*PROBLEM DETAILS*
Give everything from the start of the entries down to the line containing "data-point — [1052, 926, 1061, 935]", both included, as a Markdown table with the columns Row and Line, numbering each row and skipping blank lines.

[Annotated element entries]
— START —

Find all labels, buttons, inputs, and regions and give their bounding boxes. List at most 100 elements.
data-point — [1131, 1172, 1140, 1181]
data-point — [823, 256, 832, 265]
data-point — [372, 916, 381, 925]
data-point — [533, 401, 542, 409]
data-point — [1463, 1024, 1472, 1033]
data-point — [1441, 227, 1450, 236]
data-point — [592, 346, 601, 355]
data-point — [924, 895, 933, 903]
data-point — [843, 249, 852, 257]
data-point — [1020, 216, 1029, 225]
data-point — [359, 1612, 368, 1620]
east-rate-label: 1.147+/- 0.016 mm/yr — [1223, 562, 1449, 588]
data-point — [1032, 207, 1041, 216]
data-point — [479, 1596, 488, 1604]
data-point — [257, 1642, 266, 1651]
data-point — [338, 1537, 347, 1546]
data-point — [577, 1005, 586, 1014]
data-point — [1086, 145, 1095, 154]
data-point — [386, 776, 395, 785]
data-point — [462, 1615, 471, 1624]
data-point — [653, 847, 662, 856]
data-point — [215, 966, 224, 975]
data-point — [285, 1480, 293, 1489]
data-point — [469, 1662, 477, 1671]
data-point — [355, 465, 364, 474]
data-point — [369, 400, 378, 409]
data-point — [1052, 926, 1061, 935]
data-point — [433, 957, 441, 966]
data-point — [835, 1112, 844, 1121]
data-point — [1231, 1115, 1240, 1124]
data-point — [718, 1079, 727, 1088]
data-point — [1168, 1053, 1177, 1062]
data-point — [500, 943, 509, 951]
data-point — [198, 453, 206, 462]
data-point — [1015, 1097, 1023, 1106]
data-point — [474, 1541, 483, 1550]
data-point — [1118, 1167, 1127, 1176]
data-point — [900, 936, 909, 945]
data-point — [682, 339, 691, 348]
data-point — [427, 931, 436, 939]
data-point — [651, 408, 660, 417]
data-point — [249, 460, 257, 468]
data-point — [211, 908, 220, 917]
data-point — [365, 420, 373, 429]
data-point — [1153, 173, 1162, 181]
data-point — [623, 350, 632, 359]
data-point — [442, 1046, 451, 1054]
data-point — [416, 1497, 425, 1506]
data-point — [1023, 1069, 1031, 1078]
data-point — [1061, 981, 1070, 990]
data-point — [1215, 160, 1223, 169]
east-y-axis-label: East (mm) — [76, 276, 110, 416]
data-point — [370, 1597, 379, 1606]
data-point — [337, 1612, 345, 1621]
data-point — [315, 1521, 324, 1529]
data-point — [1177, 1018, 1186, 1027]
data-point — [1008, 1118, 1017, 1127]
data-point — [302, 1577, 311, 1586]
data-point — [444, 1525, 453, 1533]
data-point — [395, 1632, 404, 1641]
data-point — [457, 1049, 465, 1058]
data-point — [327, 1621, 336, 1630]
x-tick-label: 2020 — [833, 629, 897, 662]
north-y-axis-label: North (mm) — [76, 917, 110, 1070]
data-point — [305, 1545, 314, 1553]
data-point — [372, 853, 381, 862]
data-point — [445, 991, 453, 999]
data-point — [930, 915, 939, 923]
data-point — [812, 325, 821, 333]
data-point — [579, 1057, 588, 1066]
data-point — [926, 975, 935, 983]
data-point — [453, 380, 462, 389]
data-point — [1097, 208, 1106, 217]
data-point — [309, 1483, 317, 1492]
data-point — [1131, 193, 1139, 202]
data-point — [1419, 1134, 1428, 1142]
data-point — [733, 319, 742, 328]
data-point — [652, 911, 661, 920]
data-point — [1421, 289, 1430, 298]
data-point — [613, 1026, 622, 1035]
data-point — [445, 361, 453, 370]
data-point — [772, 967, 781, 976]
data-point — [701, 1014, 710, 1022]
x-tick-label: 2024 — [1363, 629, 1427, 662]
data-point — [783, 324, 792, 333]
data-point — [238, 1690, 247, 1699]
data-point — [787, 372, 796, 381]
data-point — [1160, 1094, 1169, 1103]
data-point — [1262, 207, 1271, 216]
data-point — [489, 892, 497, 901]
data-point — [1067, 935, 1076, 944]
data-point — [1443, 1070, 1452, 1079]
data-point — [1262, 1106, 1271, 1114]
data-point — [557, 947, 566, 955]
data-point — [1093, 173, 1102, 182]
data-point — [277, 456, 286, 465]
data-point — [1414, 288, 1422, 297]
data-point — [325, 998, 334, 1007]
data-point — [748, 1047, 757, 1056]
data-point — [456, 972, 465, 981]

— END —

*OUTPUT OF THE EXERCISE*
| Row | Line |
|---|---|
| 1 | Find all labels, buttons, inputs, and regions and give their bounding boxes. List at most 100 elements. |
| 2 | data-point — [1131, 1172, 1140, 1181] |
| 3 | data-point — [823, 256, 832, 265] |
| 4 | data-point — [372, 916, 381, 925] |
| 5 | data-point — [533, 401, 542, 409] |
| 6 | data-point — [1463, 1024, 1472, 1033] |
| 7 | data-point — [1441, 227, 1450, 236] |
| 8 | data-point — [592, 346, 601, 355] |
| 9 | data-point — [924, 895, 933, 903] |
| 10 | data-point — [843, 249, 852, 257] |
| 11 | data-point — [1020, 216, 1029, 225] |
| 12 | data-point — [359, 1612, 368, 1620] |
| 13 | east-rate-label: 1.147+/- 0.016 mm/yr — [1223, 562, 1449, 588] |
| 14 | data-point — [1032, 207, 1041, 216] |
| 15 | data-point — [479, 1596, 488, 1604] |
| 16 | data-point — [257, 1642, 266, 1651] |
| 17 | data-point — [338, 1537, 347, 1546] |
| 18 | data-point — [577, 1005, 586, 1014] |
| 19 | data-point — [1086, 145, 1095, 154] |
| 20 | data-point — [386, 776, 395, 785] |
| 21 | data-point — [462, 1615, 471, 1624] |
| 22 | data-point — [653, 847, 662, 856] |
| 23 | data-point — [215, 966, 224, 975] |
| 24 | data-point — [285, 1480, 293, 1489] |
| 25 | data-point — [469, 1662, 477, 1671] |
| 26 | data-point — [355, 465, 364, 474] |
| 27 | data-point — [369, 400, 378, 409] |
| 28 | data-point — [1052, 926, 1061, 935] |